> **TASK DETAILS**
Below are records to repeat exactly. Omit the pictures from the copy.

Saved data entries:
====

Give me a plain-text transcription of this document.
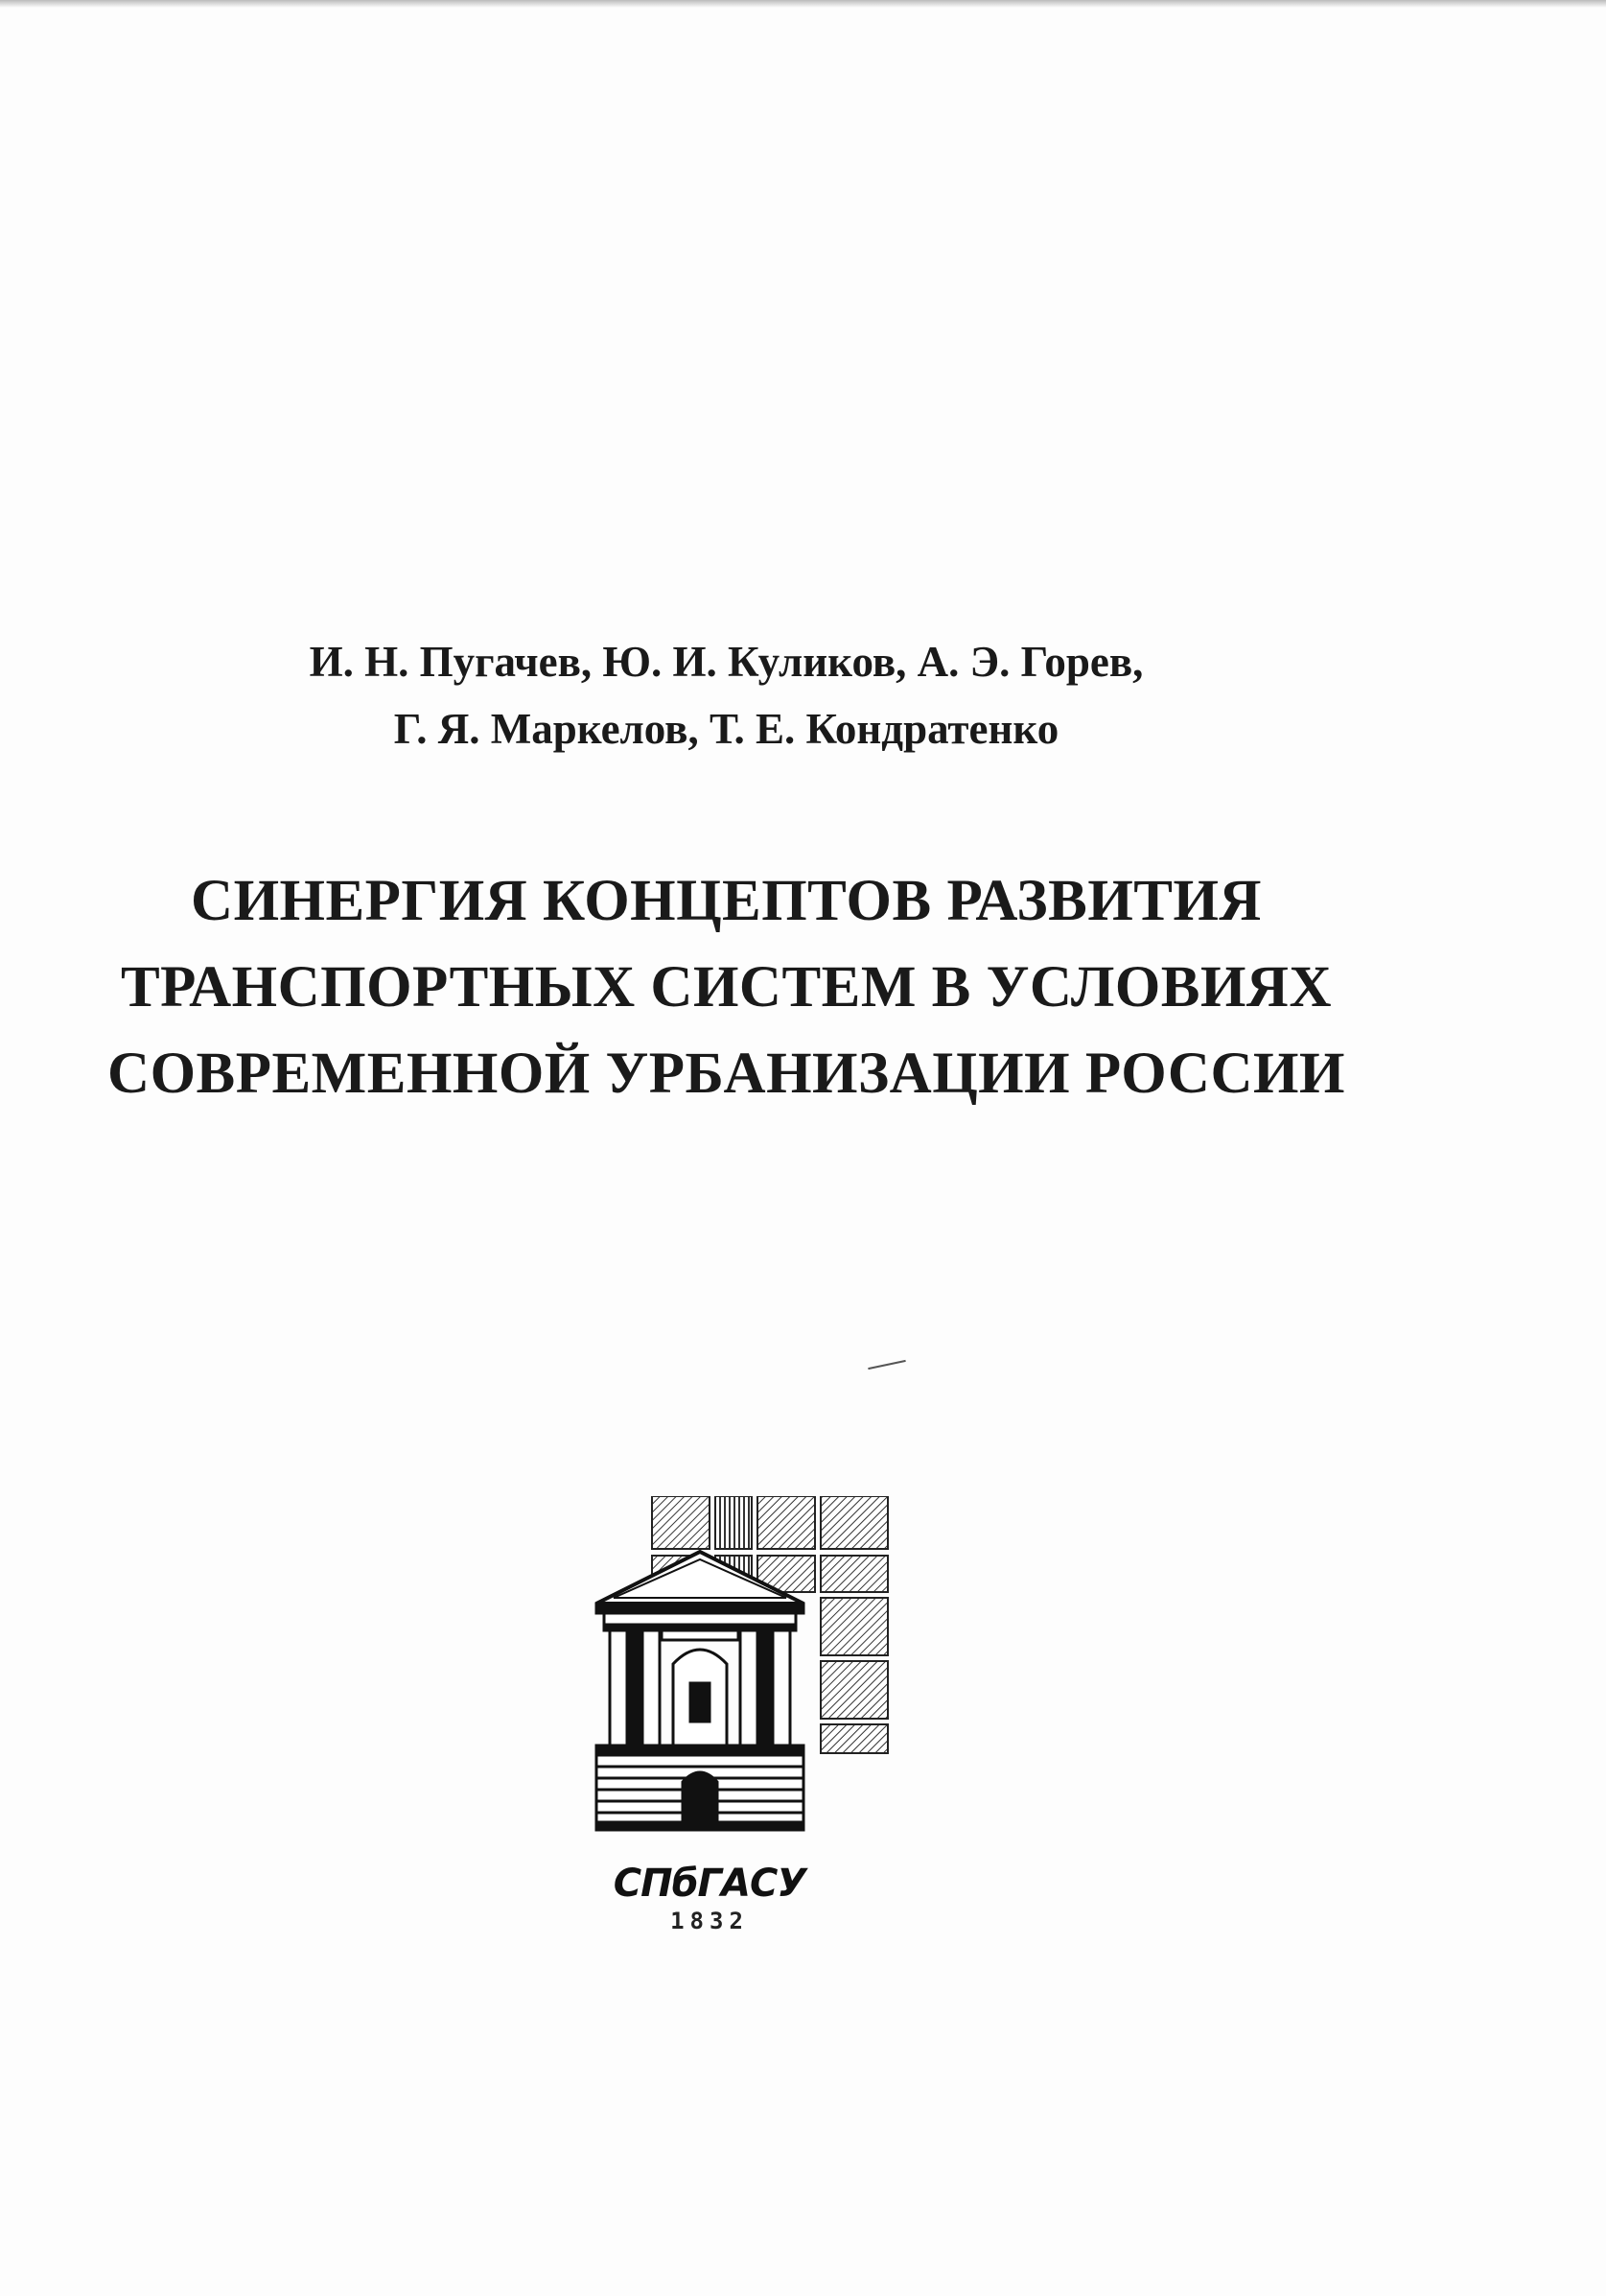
И. Н. Пугачев, Ю. И. Куликов, А. Э. Горев,
Г. Я. Маркелов, Т. Е. Кондратенко
СИНЕРГИЯ КОНЦЕПТОВ РАЗВИТИЯ
ТРАНСПОРТНЫХ СИСТЕМ В УСЛОВИЯХ
СОВРЕМЕННОЙ УРБАНИЗАЦИИ РОССИИ
СПбГАСУ
1832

====

> **EXPECTED OUTPUT**
Give me a plain-text transcription of this document.
И. Н. Пугачев, Ю. И. Куликов, А. Э. Горев,
Г. Я. Маркелов, Т. Е. Кондратенко
СИНЕРГИЯ КОНЦЕПТОВ РАЗВИТИЯ
ТРАНСПОРТНЫХ СИСТЕМ В УСЛОВИЯХ
СОВРЕМЕННОЙ УРБАНИЗАЦИИ РОССИИ
СПбГАСУ
1832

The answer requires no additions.